▶ [SUPPLIED RECORDS]
——
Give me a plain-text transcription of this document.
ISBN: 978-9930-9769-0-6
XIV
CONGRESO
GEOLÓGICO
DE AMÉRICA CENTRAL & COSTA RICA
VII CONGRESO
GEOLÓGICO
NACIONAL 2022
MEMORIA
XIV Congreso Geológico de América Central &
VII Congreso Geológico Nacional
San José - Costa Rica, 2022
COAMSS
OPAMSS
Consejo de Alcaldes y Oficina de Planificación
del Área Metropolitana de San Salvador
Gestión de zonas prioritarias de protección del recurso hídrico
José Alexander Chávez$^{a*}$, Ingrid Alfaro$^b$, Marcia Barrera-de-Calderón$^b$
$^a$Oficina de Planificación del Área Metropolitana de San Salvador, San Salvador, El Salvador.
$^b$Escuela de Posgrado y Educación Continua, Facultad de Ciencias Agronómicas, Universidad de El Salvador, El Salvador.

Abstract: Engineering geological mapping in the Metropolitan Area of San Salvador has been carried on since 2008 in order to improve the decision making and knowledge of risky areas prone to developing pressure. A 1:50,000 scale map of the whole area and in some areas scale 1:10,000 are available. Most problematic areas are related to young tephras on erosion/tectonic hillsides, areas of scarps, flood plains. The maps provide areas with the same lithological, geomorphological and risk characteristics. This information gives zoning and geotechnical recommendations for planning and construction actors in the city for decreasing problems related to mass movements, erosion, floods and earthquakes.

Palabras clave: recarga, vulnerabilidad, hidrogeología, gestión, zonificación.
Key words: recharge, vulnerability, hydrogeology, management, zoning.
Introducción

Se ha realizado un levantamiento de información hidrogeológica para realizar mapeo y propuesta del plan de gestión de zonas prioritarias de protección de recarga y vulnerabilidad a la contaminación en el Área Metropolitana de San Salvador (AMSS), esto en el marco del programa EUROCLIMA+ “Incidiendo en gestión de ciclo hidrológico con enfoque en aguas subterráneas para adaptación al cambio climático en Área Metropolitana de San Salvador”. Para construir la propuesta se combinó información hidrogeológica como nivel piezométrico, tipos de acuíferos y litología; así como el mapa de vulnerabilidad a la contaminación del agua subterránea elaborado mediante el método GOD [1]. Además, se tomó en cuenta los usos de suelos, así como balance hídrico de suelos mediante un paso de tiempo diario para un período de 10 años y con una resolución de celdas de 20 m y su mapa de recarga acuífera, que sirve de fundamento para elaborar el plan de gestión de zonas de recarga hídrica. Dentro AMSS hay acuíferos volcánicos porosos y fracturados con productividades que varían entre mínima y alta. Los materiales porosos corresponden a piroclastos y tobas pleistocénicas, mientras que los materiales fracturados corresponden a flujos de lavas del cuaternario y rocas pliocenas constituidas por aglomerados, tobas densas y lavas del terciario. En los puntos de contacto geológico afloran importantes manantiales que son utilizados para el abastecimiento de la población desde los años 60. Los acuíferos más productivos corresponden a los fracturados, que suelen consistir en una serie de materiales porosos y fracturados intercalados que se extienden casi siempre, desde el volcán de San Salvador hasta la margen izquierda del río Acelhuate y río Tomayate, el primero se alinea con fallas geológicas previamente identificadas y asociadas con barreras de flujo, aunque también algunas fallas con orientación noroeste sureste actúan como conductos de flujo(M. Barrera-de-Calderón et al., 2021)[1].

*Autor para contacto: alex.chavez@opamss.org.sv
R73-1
——
▶ [EXERCISE AIM]
Report only how many lines in the entries contain "Planificación".

▶ [WRITTEN SOLUTION]
2